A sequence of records
────────────────────────────────────────
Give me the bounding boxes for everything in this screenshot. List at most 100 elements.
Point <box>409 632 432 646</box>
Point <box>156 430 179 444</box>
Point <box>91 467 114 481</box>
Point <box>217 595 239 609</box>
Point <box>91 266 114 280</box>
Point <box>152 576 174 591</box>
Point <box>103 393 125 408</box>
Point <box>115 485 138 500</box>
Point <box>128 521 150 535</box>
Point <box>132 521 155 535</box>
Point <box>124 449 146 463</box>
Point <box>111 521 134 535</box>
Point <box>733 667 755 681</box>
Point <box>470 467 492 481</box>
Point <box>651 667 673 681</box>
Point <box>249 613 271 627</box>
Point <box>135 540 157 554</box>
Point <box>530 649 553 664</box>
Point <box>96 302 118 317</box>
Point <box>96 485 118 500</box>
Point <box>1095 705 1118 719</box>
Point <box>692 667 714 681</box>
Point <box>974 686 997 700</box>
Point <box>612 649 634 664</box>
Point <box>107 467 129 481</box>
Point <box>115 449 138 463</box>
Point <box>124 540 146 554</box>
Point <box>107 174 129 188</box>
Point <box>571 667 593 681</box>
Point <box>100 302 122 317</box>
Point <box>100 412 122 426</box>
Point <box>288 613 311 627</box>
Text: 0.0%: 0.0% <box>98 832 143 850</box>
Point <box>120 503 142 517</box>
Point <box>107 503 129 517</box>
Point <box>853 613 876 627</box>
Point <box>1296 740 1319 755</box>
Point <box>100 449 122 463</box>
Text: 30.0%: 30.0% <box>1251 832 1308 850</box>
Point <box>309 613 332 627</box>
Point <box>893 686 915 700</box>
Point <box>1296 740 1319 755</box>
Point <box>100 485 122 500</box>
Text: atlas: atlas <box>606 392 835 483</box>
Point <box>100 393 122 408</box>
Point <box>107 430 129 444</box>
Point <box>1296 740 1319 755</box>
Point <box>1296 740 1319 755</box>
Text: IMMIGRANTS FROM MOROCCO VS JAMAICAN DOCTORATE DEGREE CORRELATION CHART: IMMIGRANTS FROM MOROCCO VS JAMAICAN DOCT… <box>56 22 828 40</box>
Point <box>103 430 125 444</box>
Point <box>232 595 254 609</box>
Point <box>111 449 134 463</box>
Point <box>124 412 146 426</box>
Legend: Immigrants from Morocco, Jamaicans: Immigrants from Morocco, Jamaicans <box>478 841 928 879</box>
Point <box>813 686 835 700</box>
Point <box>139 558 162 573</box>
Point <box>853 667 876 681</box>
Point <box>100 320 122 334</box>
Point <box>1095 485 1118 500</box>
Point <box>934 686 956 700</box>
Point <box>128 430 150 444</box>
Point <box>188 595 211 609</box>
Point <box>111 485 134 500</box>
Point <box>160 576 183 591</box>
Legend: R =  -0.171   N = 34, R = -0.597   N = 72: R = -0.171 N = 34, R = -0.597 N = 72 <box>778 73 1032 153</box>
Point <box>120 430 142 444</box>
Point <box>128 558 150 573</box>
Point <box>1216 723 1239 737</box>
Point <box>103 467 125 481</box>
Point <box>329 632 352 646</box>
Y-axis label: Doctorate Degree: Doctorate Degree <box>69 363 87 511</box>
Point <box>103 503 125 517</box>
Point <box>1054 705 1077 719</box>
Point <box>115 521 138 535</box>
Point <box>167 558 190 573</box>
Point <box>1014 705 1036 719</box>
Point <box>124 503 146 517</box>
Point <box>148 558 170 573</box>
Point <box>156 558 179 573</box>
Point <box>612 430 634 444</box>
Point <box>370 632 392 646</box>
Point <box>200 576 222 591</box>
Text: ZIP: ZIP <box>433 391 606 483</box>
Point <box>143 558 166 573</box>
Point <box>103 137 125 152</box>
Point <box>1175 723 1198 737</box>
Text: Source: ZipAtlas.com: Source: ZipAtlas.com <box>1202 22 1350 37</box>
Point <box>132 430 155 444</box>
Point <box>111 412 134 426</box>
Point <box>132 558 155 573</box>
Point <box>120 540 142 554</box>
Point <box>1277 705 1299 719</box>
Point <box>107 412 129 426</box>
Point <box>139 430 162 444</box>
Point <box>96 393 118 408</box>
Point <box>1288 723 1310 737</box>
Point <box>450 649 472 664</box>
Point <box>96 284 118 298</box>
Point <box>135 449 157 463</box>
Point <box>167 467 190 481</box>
────────────────────────────────────────
▶ **WHAT IS REQUIRED**
Reproduce the listing, renaming every occurrence of "Point" to "Marker" and leaving all other text unchanged.

▶ **THE RESULT**
Give me the bounding boxes for everything in this screenshot. List at most 100 elements.
Marker <box>409 632 432 646</box>
Marker <box>156 430 179 444</box>
Marker <box>91 467 114 481</box>
Marker <box>217 595 239 609</box>
Marker <box>91 266 114 280</box>
Marker <box>152 576 174 591</box>
Marker <box>103 393 125 408</box>
Marker <box>115 485 138 500</box>
Marker <box>128 521 150 535</box>
Marker <box>132 521 155 535</box>
Marker <box>124 449 146 463</box>
Marker <box>111 521 134 535</box>
Marker <box>733 667 755 681</box>
Marker <box>470 467 492 481</box>
Marker <box>651 667 673 681</box>
Marker <box>249 613 271 627</box>
Marker <box>135 540 157 554</box>
Marker <box>530 649 553 664</box>
Marker <box>96 302 118 317</box>
Marker <box>96 485 118 500</box>
Marker <box>1095 705 1118 719</box>
Marker <box>692 667 714 681</box>
Marker <box>974 686 997 700</box>
Marker <box>612 649 634 664</box>
Marker <box>107 467 129 481</box>
Marker <box>115 449 138 463</box>
Marker <box>124 540 146 554</box>
Marker <box>107 174 129 188</box>
Marker <box>571 667 593 681</box>
Marker <box>100 302 122 317</box>
Marker <box>100 412 122 426</box>
Marker <box>288 613 311 627</box>
Text: 0.0%: 0.0% <box>98 832 143 850</box>
Marker <box>120 503 142 517</box>
Marker <box>107 503 129 517</box>
Marker <box>853 613 876 627</box>
Marker <box>1296 740 1319 755</box>
Marker <box>100 449 122 463</box>
Text: 30.0%: 30.0% <box>1251 832 1308 850</box>
Marker <box>309 613 332 627</box>
Marker <box>893 686 915 700</box>
Marker <box>1296 740 1319 755</box>
Marker <box>100 485 122 500</box>
Text: atlas: atlas <box>606 392 835 483</box>
Marker <box>100 393 122 408</box>
Marker <box>107 430 129 444</box>
Marker <box>1296 740 1319 755</box>
Marker <box>1296 740 1319 755</box>
Text: IMMIGRANTS FROM MOROCCO VS JAMAICAN DOCTORATE DEGREE CORRELATION CHART: IMMIGRANTS FROM MOROCCO VS JAMAICAN DOCT… <box>56 22 828 40</box>
Marker <box>103 430 125 444</box>
Marker <box>232 595 254 609</box>
Marker <box>111 449 134 463</box>
Marker <box>124 412 146 426</box>
Legend: Immigrants from Morocco, Jamaicans: Immigrants from Morocco, Jamaicans <box>478 841 928 879</box>
Marker <box>813 686 835 700</box>
Marker <box>139 558 162 573</box>
Marker <box>853 667 876 681</box>
Marker <box>100 320 122 334</box>
Marker <box>1095 485 1118 500</box>
Marker <box>934 686 956 700</box>
Marker <box>128 430 150 444</box>
Marker <box>188 595 211 609</box>
Marker <box>111 485 134 500</box>
Marker <box>160 576 183 591</box>
Legend: R =  -0.171   N = 34, R = -0.597   N = 72: R = -0.171 N = 34, R = -0.597 N = 72 <box>778 73 1032 153</box>
Marker <box>120 430 142 444</box>
Marker <box>128 558 150 573</box>
Marker <box>1216 723 1239 737</box>
Marker <box>103 467 125 481</box>
Marker <box>329 632 352 646</box>
Y-axis label: Doctorate Degree: Doctorate Degree <box>69 363 87 511</box>
Marker <box>103 503 125 517</box>
Marker <box>1054 705 1077 719</box>
Marker <box>115 521 138 535</box>
Marker <box>167 558 190 573</box>
Marker <box>1014 705 1036 719</box>
Marker <box>124 503 146 517</box>
Marker <box>148 558 170 573</box>
Marker <box>156 558 179 573</box>
Marker <box>612 430 634 444</box>
Marker <box>370 632 392 646</box>
Marker <box>200 576 222 591</box>
Text: ZIP: ZIP <box>433 391 606 483</box>
Marker <box>143 558 166 573</box>
Marker <box>103 137 125 152</box>
Marker <box>1175 723 1198 737</box>
Text: Source: ZipAtlas.com: Source: ZipAtlas.com <box>1202 22 1350 37</box>
Marker <box>132 430 155 444</box>
Marker <box>111 412 134 426</box>
Marker <box>132 558 155 573</box>
Marker <box>120 540 142 554</box>
Marker <box>1277 705 1299 719</box>
Marker <box>107 412 129 426</box>
Marker <box>139 430 162 444</box>
Marker <box>96 393 118 408</box>
Marker <box>1288 723 1310 737</box>
Marker <box>450 649 472 664</box>
Marker <box>96 284 118 298</box>
Marker <box>135 449 157 463</box>
Marker <box>167 467 190 481</box>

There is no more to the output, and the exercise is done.